Passage
- Opening Delimiter -
Therapeutic implications of obeticholic acid, a farnesoid X receptor agonist, in the treatment of liver fibrosis

Liver fibrosis, a serious consequence of chronic liver disease, is characterized by excessive extracellular matrix (ECM) accumulation and impaired liver function. Obeticholic acid (OCA) is an agonist of the farnesoid X receptors (FXRs) that modulates multiple pathways, including bile acid and lipid metabolism, intestinal microbiome balance, and inflammatory responses. Recently, OCA has been investigated as a treatment for liver fibrosis. This review emphasizes the therapeutic potential of OCA and explores the complex cellular and molecular mechanisms underlying liver fibrosis. Furthermore, the review summarizes preclinical and clinical data on OCA, highlighting significant milestones in its development for primary biliary cholangitis and metabolic dysfunction-associated steatohepatitis. While OCA shows promise in improving liver fibrosis, its clinical use is limited by safety concerns, regulatory challenges, and adverse events, including dose-dependent pruritus, elevated LDL cholesterol, gallstones, and potential hepatotoxicity. Consequently, combination therapy strategies are being evaluated to increase therapeutic outcomes and minimize side effects. This reflects the ongoing need for safer and more effective FXR-targeted treatments for liver fibrosis. Additionally, this review discusses the prospects of using OCA clinically for various liver diseases. The findings underscore the need for further research to optimize OCA therapy and address the complexities of managing liver fibrosis.
- Closing Delimiter -
[Page layout parsing data]
- Opening Delimiter -
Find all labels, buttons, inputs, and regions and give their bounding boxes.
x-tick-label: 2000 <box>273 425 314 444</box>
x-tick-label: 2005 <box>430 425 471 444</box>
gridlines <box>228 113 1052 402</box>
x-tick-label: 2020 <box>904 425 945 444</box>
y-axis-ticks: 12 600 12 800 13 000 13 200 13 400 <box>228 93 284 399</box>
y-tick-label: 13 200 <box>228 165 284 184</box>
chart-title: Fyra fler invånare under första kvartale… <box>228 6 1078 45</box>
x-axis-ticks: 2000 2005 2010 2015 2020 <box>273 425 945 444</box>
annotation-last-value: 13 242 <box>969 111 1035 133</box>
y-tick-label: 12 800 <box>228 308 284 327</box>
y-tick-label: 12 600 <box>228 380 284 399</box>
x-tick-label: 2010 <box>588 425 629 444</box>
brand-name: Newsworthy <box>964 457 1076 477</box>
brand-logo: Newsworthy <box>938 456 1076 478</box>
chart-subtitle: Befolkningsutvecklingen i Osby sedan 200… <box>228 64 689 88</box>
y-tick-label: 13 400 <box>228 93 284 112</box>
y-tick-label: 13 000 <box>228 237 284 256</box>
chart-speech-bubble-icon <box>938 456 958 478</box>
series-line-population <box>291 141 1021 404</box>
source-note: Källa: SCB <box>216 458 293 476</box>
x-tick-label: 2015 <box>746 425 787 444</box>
- Closing Delimiter -
Description of the task
Translate this sentence from the passage on obeticholic acid into French: "Consequently, combination therapy strategies are being evaluated to increase therapeutic outcomes and minimize side effects." This material has no connection to the passage on obeticholic acid.

Answer
Par conséquent, des stratégies de thérapie combinée sont en cours d'évaluation afin d'améliorer les résultats thérapeutiques et de réduire au minimum les effets secondaires.